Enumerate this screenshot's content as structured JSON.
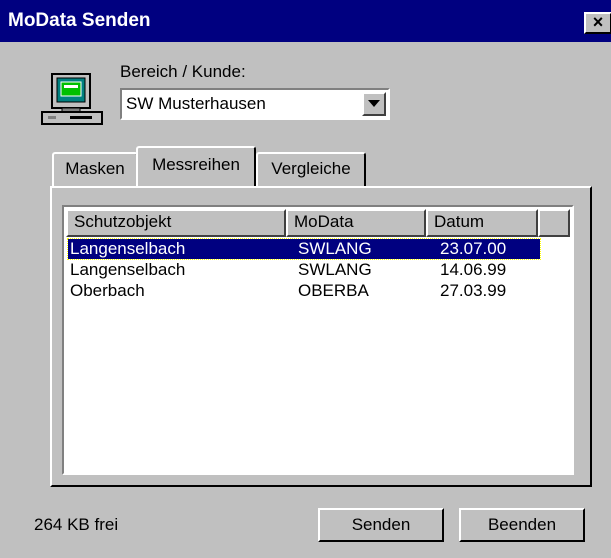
{
  "window": {
    "title": "MoData Senden",
    "close_glyph": "×"
  },
  "bereich": {
    "label": "Bereich / Kunde:",
    "selected": "SW Musterhausen"
  },
  "tabs": [
    {
      "label": "Masken"
    },
    {
      "label": "Messreihen"
    },
    {
      "label": "Vergleiche"
    }
  ],
  "list": {
    "columns": [
      "Schutzobjekt",
      "MoData",
      "Datum"
    ],
    "rows": [
      {
        "schutzobjekt": "Langenselbach",
        "modata": "SWLANG",
        "datum": "23.07.00",
        "selected": true
      },
      {
        "schutzobjekt": "Langenselbach",
        "modata": "SWLANG",
        "datum": "14.06.99",
        "selected": false
      },
      {
        "schutzobjekt": "Oberbach",
        "modata": "OBERBA",
        "datum": "27.03.99",
        "selected": false
      }
    ]
  },
  "status": {
    "free_space": "264 KB frei"
  },
  "buttons": {
    "send": "Senden",
    "quit": "Beenden"
  },
  "colors": {
    "titlebar": "#000080",
    "face": "#c0c0c0",
    "selection": "#000080"
  }
}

◆ ◆ ◆ ◆

[What is being asked] Copy out each line word for word, please, skipping the images.

[Exercise answer]
Enumerate this screenshot's content as structured JSON.
{
  "window": {
    "title": "MoData Senden",
    "close_glyph": "×"
  },
  "bereich": {
    "label": "Bereich / Kunde:",
    "selected": "SW Musterhausen"
  },
  "tabs": [
    {
      "label": "Masken"
    },
    {
      "label": "Messreihen"
    },
    {
      "label": "Vergleiche"
    }
  ],
  "list": {
    "columns": [
      "Schutzobjekt",
      "MoData",
      "Datum"
    ],
    "rows": [
      {
        "schutzobjekt": "Langenselbach",
        "modata": "SWLANG",
        "datum": "23.07.00",
        "selected": true
      },
      {
        "schutzobjekt": "Langenselbach",
        "modata": "SWLANG",
        "datum": "14.06.99",
        "selected": false
      },
      {
        "schutzobjekt": "Oberbach",
        "modata": "OBERBA",
        "datum": "27.03.99",
        "selected": false
      }
    ]
  },
  "status": {
    "free_space": "264 KB frei"
  },
  "buttons": {
    "send": "Senden",
    "quit": "Beenden"
  },
  "colors": {
    "titlebar": "#000080",
    "face": "#c0c0c0",
    "selection": "#000080"
  }
}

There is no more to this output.